---------- DATA SUPPLIED

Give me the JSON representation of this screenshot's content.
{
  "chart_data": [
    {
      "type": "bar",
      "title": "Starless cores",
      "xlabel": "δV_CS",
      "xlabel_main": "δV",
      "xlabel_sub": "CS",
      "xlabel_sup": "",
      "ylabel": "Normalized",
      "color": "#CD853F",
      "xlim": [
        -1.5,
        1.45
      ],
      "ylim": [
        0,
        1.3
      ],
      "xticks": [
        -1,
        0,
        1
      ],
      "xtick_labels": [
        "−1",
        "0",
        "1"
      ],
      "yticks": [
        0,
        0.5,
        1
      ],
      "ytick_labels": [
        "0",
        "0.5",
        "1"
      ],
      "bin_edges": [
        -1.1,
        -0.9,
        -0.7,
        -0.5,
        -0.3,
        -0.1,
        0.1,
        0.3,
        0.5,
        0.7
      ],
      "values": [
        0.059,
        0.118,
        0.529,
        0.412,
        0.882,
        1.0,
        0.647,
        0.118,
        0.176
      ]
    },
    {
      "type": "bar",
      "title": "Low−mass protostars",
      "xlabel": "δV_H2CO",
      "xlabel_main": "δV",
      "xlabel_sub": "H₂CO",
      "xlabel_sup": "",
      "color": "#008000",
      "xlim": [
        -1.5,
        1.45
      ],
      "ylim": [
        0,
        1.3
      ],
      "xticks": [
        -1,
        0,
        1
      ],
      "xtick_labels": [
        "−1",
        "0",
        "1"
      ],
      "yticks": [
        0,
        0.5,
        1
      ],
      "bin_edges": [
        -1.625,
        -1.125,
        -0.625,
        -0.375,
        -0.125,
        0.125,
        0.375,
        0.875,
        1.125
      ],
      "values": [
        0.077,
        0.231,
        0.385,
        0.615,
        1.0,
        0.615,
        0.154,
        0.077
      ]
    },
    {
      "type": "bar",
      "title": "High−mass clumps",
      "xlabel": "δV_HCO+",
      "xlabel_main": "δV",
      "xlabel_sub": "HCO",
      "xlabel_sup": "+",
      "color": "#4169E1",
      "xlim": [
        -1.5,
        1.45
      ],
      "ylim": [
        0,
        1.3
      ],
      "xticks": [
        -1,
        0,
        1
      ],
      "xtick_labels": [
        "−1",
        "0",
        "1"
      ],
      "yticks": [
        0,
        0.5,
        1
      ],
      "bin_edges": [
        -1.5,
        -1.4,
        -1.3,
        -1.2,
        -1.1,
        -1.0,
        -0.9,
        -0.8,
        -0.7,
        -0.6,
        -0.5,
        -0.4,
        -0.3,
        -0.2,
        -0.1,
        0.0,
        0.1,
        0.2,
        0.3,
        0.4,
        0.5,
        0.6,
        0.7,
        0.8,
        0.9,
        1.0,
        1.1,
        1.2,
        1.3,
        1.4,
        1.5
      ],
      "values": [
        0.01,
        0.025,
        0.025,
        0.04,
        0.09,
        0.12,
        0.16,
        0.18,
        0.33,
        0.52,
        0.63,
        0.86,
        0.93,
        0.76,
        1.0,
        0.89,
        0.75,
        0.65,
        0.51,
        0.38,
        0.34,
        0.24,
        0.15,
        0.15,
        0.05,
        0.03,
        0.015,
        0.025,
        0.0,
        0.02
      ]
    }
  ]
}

--------------------

→ **TASK**
Your task is to transcribe the material exactly.

→ **THE RESULT**
Give me the JSON representation of this screenshot's content.
{
  "chart_data": [
    {
      "type": "bar",
      "title": "Starless cores",
      "xlabel": "δV_CS",
      "xlabel_main": "δV",
      "xlabel_sub": "CS",
      "xlabel_sup": "",
      "ylabel": "Normalized",
      "color": "#CD853F",
      "xlim": [
        -1.5,
        1.45
      ],
      "ylim": [
        0,
        1.3
      ],
      "xticks": [
        -1,
        0,
        1
      ],
      "xtick_labels": [
        "−1",
        "0",
        "1"
      ],
      "yticks": [
        0,
        0.5,
        1
      ],
      "ytick_labels": [
        "0",
        "0.5",
        "1"
      ],
      "bin_edges": [
        -1.1,
        -0.9,
        -0.7,
        -0.5,
        -0.3,
        -0.1,
        0.1,
        0.3,
        0.5,
        0.7
      ],
      "values": [
        0.059,
        0.118,
        0.529,
        0.412,
        0.882,
        1.0,
        0.647,
        0.118,
        0.176
      ]
    },
    {
      "type": "bar",
      "title": "Low−mass protostars",
      "xlabel": "δV_H2CO",
      "xlabel_main": "δV",
      "xlabel_sub": "H₂CO",
      "xlabel_sup": "",
      "color": "#008000",
      "xlim": [
        -1.5,
        1.45
      ],
      "ylim": [
        0,
        1.3
      ],
      "xticks": [
        -1,
        0,
        1
      ],
      "xtick_labels": [
        "−1",
        "0",
        "1"
      ],
      "yticks": [
        0,
        0.5,
        1
      ],
      "bin_edges": [
        -1.625,
        -1.125,
        -0.625,
        -0.375,
        -0.125,
        0.125,
        0.375,
        0.875,
        1.125
      ],
      "values": [
        0.077,
        0.231,
        0.385,
        0.615,
        1.0,
        0.615,
        0.154,
        0.077
      ]
    },
    {
      "type": "bar",
      "title": "High−mass clumps",
      "xlabel": "δV_HCO+",
      "xlabel_main": "δV",
      "xlabel_sub": "HCO",
      "xlabel_sup": "+",
      "color": "#4169E1",
      "xlim": [
        -1.5,
        1.45
      ],
      "ylim": [
        0,
        1.3
      ],
      "xticks": [
        -1,
        0,
        1
      ],
      "xtick_labels": [
        "−1",
        "0",
        "1"
      ],
      "yticks": [
        0,
        0.5,
        1
      ],
      "bin_edges": [
        -1.5,
        -1.4,
        -1.3,
        -1.2,
        -1.1,
        -1.0,
        -0.9,
        -0.8,
        -0.7,
        -0.6,
        -0.5,
        -0.4,
        -0.3,
        -0.2,
        -0.1,
        0.0,
        0.1,
        0.2,
        0.3,
        0.4,
        0.5,
        0.6,
        0.7,
        0.8,
        0.9,
        1.0,
        1.1,
        1.2,
        1.3,
        1.4,
        1.5
      ],
      "values": [
        0.01,
        0.025,
        0.025,
        0.04,
        0.09,
        0.12,
        0.16,
        0.18,
        0.33,
        0.52,
        0.63,
        0.86,
        0.93,
        0.76,
        1.0,
        0.89,
        0.75,
        0.65,
        0.51,
        0.38,
        0.34,
        0.24,
        0.15,
        0.15,
        0.05,
        0.03,
        0.015,
        0.025,
        0.0,
        0.02
      ]
    }
  ]
}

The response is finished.